━━━━━ Excerpted records

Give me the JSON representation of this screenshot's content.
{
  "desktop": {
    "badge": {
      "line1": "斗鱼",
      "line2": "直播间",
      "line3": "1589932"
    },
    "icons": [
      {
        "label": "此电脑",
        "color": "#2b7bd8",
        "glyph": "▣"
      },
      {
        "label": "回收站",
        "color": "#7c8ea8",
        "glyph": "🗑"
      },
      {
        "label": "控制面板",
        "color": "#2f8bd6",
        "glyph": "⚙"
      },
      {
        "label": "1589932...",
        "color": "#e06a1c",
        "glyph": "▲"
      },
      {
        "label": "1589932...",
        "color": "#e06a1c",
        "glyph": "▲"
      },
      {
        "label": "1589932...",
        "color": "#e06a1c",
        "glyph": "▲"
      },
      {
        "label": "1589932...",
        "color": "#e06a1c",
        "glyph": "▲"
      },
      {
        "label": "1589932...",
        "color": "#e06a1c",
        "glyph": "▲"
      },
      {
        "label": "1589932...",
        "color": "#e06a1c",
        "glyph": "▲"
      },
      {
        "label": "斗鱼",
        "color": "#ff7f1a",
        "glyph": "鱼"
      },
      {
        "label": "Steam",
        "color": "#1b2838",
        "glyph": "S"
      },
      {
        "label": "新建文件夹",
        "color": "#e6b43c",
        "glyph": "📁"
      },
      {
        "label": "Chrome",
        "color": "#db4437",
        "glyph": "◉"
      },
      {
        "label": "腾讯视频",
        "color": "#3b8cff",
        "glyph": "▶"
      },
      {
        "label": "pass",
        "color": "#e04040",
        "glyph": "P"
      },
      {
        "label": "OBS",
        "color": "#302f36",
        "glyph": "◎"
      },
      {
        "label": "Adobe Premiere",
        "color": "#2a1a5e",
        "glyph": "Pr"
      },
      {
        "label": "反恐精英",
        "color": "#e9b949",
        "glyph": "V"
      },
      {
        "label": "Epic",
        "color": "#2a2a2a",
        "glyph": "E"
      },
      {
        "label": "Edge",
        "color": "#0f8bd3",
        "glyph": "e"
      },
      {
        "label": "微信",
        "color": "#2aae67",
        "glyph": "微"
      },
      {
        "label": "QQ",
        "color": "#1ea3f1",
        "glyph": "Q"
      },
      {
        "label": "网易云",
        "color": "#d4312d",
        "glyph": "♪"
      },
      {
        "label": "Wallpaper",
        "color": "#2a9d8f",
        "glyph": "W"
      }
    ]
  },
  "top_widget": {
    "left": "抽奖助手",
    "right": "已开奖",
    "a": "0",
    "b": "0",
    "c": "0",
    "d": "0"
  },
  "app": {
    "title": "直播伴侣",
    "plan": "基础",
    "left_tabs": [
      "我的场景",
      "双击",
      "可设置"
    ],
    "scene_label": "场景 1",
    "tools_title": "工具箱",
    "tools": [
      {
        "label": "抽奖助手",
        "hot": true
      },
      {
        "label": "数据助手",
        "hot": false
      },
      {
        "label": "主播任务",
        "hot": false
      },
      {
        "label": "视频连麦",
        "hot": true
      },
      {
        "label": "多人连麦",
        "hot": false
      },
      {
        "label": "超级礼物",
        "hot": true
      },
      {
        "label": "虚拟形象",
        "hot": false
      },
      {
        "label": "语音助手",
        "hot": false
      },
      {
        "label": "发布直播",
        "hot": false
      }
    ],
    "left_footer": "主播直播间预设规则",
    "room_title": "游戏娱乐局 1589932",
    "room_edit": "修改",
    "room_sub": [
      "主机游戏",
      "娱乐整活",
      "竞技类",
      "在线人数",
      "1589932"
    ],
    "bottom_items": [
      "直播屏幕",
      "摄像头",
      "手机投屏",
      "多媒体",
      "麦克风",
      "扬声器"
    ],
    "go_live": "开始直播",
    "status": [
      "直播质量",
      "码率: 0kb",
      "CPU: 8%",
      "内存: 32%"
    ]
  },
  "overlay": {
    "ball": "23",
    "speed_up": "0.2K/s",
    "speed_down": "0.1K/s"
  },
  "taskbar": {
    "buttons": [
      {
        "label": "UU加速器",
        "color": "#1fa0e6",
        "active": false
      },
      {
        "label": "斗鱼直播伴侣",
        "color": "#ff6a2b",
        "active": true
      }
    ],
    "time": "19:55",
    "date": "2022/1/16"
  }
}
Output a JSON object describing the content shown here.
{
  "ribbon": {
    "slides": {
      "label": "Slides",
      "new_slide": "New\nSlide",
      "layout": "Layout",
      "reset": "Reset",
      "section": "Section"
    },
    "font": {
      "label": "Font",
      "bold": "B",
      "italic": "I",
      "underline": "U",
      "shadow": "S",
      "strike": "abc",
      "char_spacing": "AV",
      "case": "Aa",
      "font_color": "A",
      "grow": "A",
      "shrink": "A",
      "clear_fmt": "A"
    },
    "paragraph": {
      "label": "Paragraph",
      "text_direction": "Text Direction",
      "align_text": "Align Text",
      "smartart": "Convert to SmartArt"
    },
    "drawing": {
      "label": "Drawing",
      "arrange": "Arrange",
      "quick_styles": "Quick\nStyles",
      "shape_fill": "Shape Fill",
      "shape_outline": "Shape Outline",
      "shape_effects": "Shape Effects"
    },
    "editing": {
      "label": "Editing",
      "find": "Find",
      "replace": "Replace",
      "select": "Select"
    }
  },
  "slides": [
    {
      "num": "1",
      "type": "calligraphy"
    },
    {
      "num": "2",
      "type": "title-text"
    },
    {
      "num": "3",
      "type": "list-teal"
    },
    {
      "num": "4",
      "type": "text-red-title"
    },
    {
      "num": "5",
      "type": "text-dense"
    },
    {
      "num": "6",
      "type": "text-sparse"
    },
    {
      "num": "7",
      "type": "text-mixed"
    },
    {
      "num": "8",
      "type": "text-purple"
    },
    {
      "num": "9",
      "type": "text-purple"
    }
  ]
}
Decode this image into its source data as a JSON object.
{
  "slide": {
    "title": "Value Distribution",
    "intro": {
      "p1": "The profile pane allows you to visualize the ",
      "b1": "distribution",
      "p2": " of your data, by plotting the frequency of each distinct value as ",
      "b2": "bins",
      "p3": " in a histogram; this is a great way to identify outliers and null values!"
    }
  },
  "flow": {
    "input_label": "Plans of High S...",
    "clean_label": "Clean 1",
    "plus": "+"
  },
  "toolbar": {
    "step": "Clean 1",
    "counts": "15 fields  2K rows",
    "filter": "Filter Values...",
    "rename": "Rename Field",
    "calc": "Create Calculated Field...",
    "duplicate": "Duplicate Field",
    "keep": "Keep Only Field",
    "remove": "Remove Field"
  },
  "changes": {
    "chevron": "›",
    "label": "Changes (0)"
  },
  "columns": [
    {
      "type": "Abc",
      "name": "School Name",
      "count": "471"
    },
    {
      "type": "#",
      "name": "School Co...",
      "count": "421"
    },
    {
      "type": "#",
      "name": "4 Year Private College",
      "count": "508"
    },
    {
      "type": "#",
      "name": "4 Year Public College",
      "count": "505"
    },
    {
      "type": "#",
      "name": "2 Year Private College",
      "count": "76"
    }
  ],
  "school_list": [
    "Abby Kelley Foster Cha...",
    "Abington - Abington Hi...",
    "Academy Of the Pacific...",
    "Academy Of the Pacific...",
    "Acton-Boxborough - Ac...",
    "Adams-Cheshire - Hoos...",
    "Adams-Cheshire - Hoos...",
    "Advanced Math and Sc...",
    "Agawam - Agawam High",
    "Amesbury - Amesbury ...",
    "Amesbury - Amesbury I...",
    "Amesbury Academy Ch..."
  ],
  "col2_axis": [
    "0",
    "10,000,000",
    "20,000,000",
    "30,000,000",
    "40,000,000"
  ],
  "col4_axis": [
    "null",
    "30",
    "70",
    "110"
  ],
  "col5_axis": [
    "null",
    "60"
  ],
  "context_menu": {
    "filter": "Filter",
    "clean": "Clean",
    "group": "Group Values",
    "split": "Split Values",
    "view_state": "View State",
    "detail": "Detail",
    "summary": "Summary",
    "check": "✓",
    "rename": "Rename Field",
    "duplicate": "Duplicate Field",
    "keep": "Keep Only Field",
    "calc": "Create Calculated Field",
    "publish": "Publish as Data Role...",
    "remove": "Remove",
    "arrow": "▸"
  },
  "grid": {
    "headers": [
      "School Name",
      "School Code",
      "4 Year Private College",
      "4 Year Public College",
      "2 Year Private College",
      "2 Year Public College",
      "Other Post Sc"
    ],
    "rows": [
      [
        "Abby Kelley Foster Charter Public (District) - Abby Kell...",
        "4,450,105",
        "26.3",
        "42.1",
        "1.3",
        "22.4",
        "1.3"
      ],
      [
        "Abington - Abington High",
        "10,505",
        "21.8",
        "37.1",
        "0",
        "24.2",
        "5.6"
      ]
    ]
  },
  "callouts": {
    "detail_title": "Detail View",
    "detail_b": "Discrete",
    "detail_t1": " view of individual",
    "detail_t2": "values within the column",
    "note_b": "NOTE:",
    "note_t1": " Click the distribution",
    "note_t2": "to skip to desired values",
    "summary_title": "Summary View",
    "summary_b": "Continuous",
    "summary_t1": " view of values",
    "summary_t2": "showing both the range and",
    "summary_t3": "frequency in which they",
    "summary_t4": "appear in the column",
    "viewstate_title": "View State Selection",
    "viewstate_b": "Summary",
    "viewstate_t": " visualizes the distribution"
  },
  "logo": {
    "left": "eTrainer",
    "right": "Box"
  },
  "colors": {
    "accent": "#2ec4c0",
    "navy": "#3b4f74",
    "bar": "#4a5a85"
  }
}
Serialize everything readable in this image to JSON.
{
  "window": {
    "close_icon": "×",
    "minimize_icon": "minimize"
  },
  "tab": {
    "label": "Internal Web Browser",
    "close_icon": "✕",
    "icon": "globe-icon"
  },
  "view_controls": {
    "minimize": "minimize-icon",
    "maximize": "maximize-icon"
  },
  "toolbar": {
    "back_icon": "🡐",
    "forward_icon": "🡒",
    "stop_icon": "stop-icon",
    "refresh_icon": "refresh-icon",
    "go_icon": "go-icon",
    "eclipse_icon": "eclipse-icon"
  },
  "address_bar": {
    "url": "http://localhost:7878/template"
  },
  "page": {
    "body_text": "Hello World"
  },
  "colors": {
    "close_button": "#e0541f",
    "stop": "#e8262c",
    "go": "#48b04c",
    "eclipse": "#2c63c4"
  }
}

━━━━━━━━━━

Required task: From the data above, pick out each line containing "Private" and copy it.

Final result:
      "name": "4 Year Private College",
      "name": "2 Year Private College",
      "4 Year Private College",
      "2 Year Private College",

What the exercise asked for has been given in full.